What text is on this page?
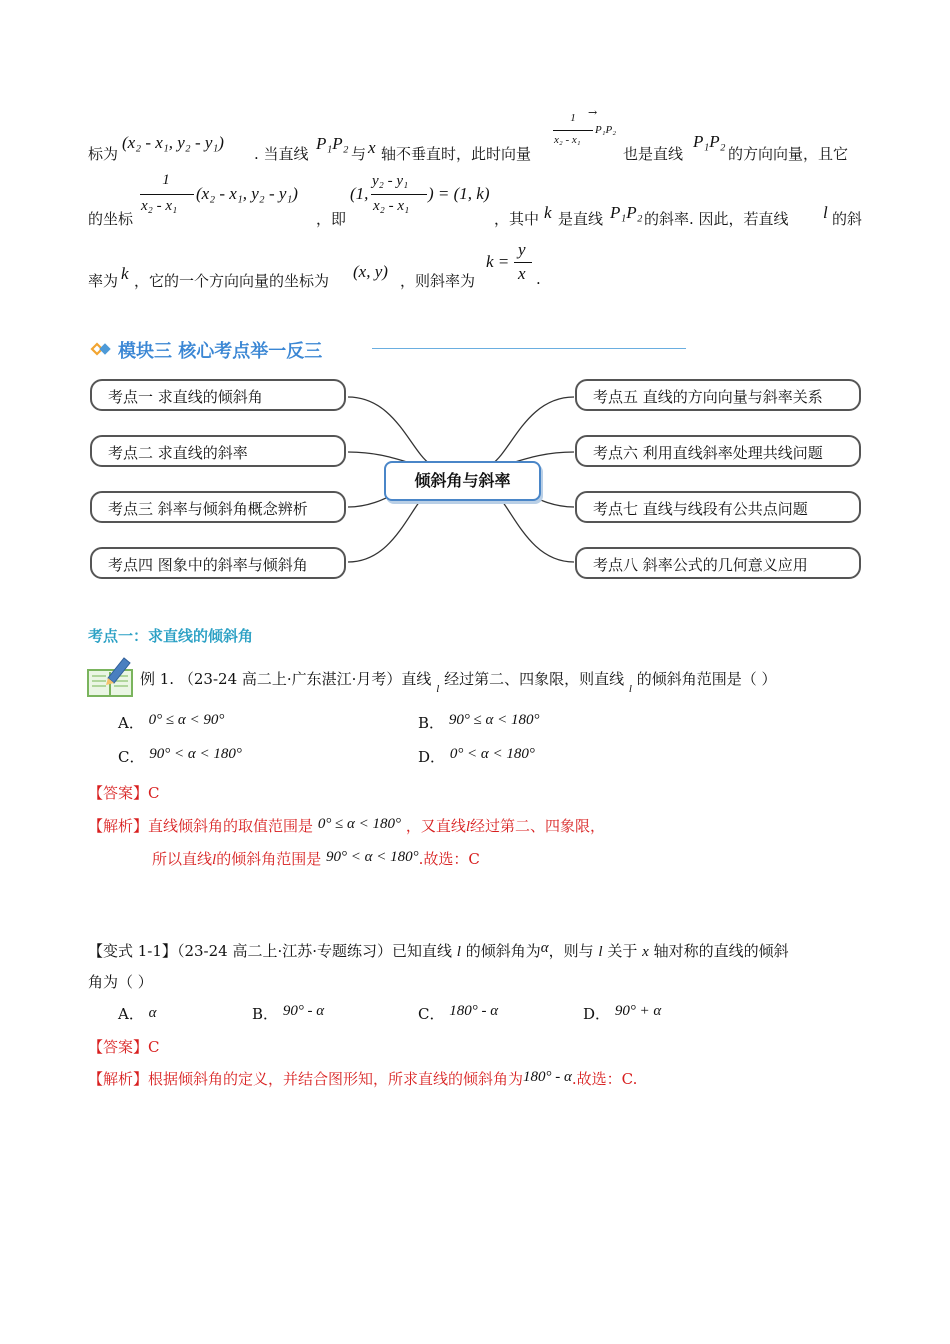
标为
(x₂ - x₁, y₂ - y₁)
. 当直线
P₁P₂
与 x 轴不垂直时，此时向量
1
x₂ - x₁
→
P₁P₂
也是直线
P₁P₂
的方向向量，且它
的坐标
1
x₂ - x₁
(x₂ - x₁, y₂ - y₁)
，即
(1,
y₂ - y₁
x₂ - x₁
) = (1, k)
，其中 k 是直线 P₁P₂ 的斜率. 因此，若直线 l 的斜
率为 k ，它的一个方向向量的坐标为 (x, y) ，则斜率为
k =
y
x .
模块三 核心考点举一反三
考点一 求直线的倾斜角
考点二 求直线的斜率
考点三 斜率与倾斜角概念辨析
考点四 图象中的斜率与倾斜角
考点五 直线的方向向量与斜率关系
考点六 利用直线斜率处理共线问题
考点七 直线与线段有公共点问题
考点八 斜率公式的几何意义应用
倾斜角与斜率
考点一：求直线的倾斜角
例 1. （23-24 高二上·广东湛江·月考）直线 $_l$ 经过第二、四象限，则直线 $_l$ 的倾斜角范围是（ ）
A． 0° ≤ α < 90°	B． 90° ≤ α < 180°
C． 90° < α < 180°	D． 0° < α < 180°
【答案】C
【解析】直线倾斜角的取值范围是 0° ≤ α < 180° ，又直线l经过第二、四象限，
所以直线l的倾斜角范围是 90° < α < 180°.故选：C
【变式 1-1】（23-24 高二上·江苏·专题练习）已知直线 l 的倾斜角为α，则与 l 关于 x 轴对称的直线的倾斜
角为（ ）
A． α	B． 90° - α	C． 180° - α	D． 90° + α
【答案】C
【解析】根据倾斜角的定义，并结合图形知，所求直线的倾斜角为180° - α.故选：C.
---
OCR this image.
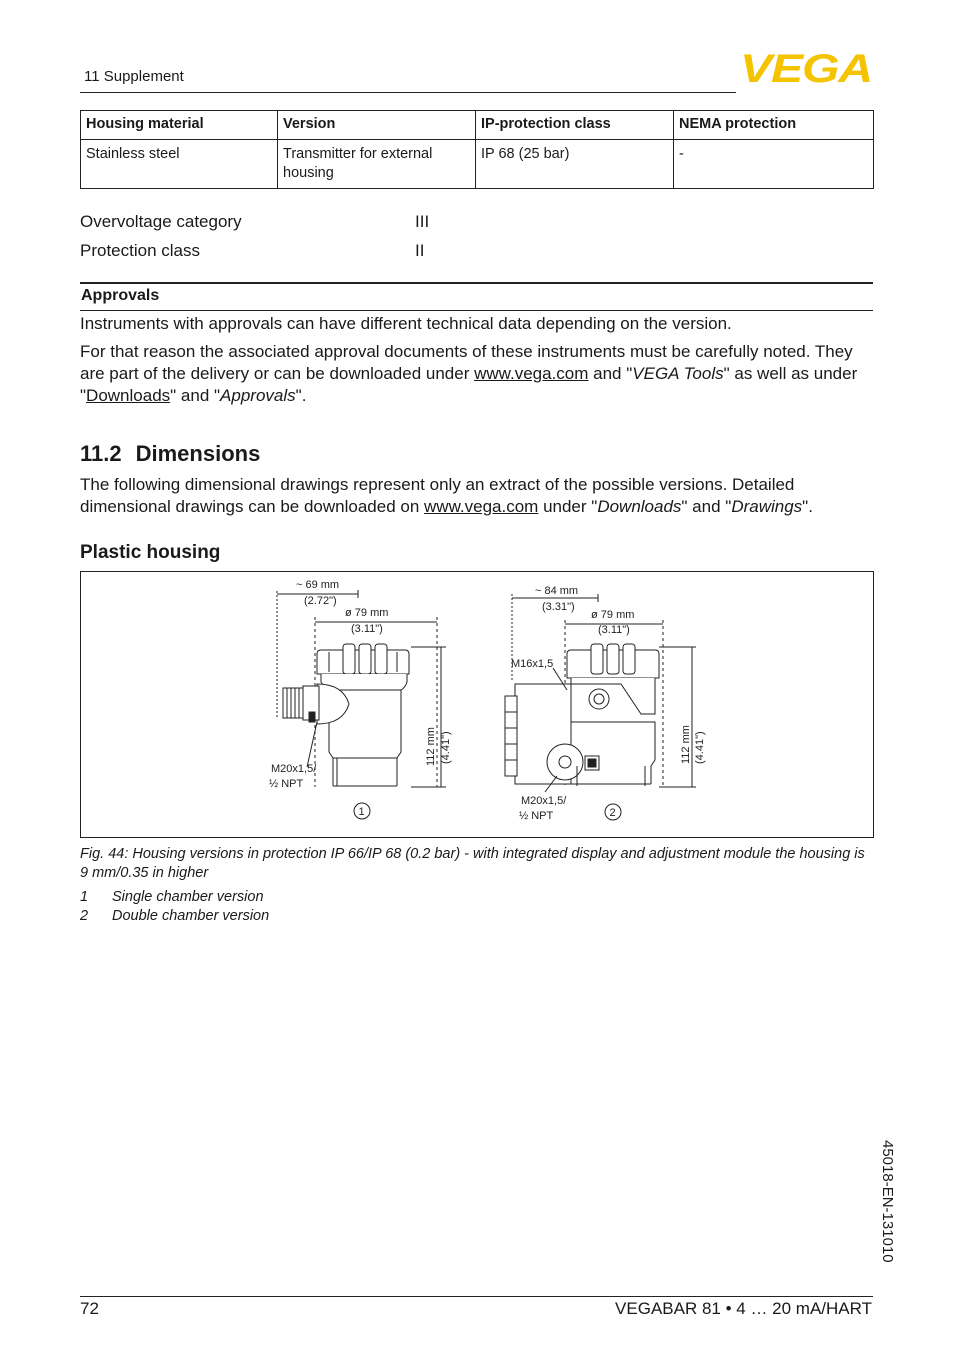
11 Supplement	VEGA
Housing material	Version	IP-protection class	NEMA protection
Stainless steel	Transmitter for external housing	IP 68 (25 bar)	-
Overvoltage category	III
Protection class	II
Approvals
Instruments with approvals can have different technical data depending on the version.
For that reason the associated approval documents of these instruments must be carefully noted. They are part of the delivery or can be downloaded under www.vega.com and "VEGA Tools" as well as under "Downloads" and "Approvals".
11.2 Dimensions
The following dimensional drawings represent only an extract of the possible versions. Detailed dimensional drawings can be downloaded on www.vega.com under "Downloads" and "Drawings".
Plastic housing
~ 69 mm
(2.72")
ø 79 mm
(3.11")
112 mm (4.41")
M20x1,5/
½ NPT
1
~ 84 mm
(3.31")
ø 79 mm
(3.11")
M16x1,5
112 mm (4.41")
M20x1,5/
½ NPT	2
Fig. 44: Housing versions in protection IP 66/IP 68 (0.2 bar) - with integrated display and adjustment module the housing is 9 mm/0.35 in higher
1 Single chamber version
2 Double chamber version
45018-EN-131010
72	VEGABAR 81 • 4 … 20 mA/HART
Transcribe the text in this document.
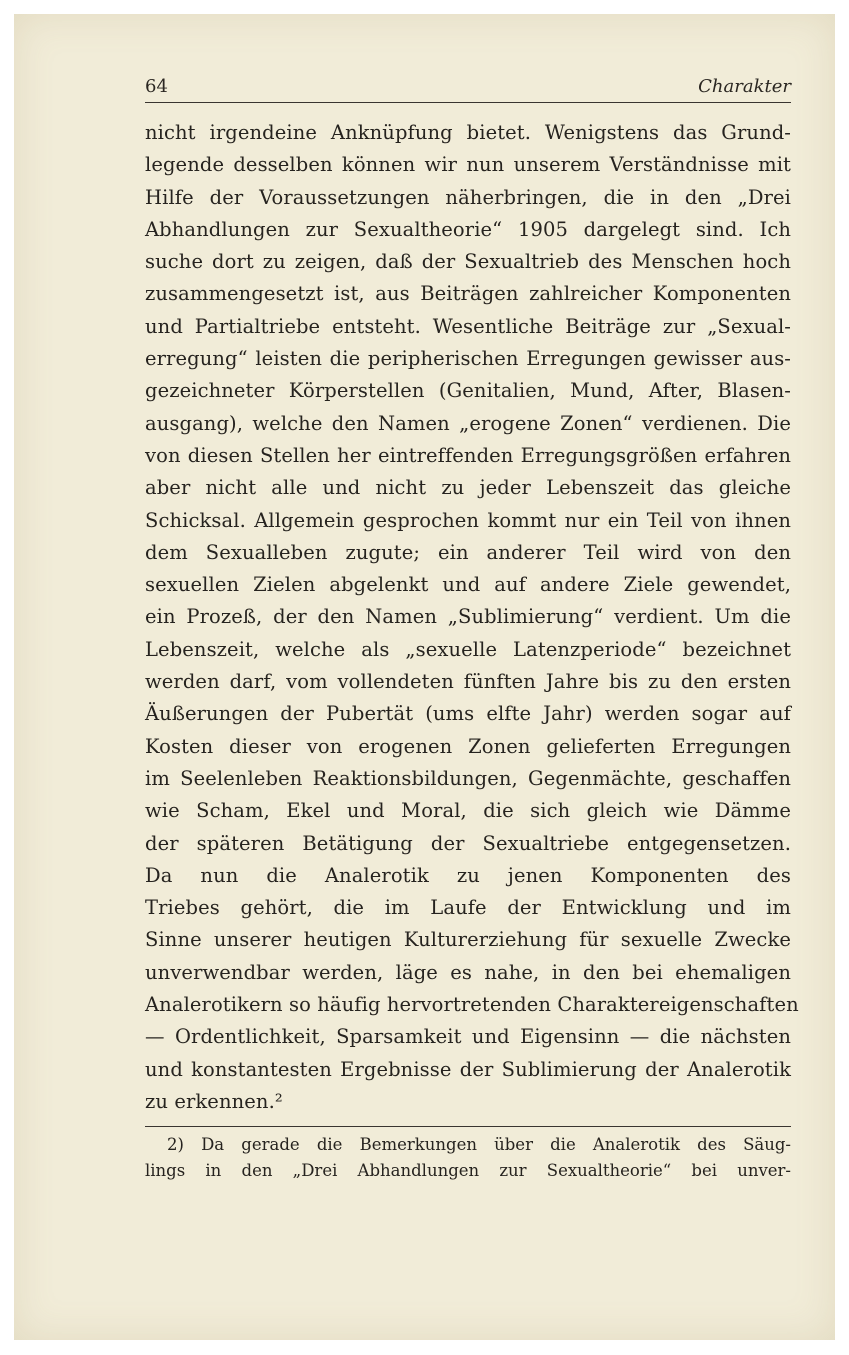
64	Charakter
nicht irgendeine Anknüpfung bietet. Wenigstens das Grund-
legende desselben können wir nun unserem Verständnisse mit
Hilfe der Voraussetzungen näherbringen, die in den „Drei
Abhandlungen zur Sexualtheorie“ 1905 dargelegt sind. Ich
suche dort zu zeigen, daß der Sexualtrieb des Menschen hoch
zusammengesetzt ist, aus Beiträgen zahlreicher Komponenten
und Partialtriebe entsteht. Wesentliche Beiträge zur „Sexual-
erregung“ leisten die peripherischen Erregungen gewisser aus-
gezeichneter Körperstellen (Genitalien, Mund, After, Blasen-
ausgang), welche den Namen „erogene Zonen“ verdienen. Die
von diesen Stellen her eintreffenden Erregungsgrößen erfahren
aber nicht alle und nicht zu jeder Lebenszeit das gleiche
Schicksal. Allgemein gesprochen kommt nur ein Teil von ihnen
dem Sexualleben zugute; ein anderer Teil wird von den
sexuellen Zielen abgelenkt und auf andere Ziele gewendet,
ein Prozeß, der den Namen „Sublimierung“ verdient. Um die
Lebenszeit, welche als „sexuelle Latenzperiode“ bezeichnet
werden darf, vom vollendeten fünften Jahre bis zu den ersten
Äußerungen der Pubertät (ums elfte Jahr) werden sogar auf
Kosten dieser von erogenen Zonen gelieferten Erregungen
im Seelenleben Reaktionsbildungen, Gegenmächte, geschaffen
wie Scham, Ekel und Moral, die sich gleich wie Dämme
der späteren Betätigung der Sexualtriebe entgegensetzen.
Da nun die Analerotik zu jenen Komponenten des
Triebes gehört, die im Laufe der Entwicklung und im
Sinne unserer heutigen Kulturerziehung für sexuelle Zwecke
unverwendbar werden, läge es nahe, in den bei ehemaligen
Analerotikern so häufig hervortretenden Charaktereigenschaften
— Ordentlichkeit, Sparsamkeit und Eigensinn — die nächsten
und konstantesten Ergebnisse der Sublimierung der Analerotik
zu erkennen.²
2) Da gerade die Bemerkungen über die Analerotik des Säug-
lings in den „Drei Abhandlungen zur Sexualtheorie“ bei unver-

== Goal of the exercise ==
Display every line of the listing that contains the string "with".

== Written solution ==
Instruments with approvals can have different technical data depending on the version.
Fig. 44: Housing versions in protection IP 66/IP 68 (0.2 bar) - with integrated display and adjustment module the housing is 9 mm/0.35 in higher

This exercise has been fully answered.